[Excerpts from a layout annotation set]
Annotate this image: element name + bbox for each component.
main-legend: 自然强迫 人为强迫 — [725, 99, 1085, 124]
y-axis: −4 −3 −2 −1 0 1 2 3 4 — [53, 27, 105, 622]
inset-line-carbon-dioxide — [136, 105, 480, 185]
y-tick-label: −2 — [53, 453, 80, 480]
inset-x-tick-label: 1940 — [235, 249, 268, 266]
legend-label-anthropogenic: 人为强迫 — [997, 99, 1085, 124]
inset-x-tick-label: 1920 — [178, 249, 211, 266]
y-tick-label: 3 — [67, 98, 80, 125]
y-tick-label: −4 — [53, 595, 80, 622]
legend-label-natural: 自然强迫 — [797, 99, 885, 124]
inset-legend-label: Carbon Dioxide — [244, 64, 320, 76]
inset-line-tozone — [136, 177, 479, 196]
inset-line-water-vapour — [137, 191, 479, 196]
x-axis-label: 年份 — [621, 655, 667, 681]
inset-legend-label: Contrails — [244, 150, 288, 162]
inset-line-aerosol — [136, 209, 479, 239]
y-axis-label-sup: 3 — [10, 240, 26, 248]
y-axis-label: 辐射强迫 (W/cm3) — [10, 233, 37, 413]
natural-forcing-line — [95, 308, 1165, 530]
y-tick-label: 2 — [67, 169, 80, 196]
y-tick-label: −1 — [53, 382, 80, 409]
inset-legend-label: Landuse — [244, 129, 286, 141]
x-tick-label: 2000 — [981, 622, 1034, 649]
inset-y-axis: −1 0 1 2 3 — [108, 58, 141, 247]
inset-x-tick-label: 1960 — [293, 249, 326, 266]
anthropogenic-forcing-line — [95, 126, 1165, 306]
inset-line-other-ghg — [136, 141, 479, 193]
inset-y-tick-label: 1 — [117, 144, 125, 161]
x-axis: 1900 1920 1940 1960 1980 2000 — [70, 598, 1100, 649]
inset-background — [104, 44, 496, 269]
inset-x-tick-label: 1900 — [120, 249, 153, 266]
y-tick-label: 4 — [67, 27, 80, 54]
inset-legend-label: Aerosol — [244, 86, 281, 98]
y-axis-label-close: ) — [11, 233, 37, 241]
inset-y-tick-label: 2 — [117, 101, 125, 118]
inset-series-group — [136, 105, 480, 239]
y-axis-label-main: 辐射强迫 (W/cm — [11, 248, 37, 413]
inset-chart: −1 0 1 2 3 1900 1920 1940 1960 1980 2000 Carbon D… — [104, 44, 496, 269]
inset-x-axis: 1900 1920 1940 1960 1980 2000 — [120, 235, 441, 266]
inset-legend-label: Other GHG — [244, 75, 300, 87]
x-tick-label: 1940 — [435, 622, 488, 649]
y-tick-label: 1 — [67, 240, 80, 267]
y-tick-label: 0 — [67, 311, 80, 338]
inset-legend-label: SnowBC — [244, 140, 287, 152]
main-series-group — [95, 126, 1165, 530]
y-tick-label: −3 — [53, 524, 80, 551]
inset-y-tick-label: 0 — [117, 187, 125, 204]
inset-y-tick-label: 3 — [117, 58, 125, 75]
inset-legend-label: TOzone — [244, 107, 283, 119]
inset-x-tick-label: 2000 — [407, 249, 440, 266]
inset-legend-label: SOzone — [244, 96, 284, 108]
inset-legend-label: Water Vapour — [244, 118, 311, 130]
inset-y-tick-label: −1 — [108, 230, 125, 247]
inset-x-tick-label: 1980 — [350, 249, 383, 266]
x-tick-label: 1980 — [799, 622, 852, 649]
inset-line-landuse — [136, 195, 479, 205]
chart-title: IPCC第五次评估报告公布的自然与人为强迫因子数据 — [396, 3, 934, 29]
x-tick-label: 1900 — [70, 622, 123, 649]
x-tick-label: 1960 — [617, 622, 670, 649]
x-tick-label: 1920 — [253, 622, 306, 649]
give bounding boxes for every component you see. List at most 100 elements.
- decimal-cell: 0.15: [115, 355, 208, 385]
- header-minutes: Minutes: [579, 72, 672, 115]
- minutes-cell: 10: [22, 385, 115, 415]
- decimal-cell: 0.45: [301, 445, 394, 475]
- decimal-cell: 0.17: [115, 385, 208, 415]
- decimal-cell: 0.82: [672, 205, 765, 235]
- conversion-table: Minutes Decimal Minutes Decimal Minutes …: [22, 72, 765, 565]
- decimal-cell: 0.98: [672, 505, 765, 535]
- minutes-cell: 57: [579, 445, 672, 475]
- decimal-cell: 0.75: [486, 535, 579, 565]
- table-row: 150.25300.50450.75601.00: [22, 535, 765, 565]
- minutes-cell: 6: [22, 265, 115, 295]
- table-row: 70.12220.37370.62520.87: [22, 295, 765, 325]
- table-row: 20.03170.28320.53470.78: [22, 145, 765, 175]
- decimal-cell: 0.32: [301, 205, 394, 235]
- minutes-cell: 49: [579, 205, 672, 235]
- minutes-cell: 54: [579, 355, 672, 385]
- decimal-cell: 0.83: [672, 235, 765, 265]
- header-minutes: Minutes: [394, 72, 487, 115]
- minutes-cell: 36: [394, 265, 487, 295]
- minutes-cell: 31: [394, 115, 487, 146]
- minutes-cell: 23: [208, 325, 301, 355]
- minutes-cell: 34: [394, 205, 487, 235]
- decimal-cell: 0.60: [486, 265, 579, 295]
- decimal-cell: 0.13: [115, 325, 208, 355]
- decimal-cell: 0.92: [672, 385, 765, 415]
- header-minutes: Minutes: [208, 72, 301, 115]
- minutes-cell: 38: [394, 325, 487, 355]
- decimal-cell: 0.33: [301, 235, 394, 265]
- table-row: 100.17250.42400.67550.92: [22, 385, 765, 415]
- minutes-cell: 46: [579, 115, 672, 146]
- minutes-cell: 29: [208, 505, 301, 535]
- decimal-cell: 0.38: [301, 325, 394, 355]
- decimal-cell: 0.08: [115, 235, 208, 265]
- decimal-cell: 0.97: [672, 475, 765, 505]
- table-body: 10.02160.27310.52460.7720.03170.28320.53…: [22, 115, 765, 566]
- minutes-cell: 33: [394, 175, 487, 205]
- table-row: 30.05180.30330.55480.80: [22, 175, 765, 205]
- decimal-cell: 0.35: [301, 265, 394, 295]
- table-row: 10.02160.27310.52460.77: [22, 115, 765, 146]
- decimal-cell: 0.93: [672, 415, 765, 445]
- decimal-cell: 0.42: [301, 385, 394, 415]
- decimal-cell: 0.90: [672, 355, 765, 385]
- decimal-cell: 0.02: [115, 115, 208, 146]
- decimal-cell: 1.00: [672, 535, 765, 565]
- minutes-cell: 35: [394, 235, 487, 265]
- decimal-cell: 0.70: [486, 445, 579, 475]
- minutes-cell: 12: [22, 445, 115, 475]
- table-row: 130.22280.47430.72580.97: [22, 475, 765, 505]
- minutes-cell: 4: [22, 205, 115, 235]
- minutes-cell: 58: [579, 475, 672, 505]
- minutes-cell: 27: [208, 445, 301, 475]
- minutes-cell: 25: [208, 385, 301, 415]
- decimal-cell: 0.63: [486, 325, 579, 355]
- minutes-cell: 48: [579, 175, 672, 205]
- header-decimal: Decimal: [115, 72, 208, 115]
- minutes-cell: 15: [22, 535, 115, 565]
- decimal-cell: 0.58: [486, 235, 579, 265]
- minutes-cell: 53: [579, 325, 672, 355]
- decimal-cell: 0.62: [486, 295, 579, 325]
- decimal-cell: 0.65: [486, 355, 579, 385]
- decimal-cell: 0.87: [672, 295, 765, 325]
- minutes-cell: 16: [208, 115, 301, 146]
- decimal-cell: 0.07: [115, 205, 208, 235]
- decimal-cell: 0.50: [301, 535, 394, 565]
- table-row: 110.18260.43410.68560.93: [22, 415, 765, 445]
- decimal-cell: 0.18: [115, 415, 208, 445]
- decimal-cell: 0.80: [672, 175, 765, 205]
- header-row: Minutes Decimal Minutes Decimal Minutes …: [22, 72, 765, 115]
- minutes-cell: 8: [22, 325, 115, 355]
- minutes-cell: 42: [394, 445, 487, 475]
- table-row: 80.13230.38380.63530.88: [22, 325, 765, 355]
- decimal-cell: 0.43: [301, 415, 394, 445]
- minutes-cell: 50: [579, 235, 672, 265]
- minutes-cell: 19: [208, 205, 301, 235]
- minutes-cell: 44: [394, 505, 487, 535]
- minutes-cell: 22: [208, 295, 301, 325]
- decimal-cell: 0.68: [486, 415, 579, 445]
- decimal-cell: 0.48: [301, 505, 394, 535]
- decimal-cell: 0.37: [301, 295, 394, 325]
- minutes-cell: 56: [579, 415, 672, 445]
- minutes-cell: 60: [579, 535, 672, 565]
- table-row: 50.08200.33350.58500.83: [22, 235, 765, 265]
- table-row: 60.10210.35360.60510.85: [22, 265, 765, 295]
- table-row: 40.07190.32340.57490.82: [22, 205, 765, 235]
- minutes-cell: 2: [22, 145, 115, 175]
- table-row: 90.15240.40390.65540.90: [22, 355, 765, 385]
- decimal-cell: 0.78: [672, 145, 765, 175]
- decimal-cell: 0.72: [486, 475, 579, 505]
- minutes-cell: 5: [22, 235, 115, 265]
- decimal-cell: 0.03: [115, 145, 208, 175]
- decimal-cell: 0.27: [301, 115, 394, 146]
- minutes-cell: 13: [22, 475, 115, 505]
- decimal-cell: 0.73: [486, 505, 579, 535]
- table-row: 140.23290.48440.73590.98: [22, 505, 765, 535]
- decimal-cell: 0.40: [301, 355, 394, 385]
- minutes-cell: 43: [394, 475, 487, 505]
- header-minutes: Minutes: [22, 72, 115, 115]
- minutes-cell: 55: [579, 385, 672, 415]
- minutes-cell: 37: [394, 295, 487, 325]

Prompt: Count the lines in the records above that contain the string "axis", matching case exactly, and give only the number.

Task response: 9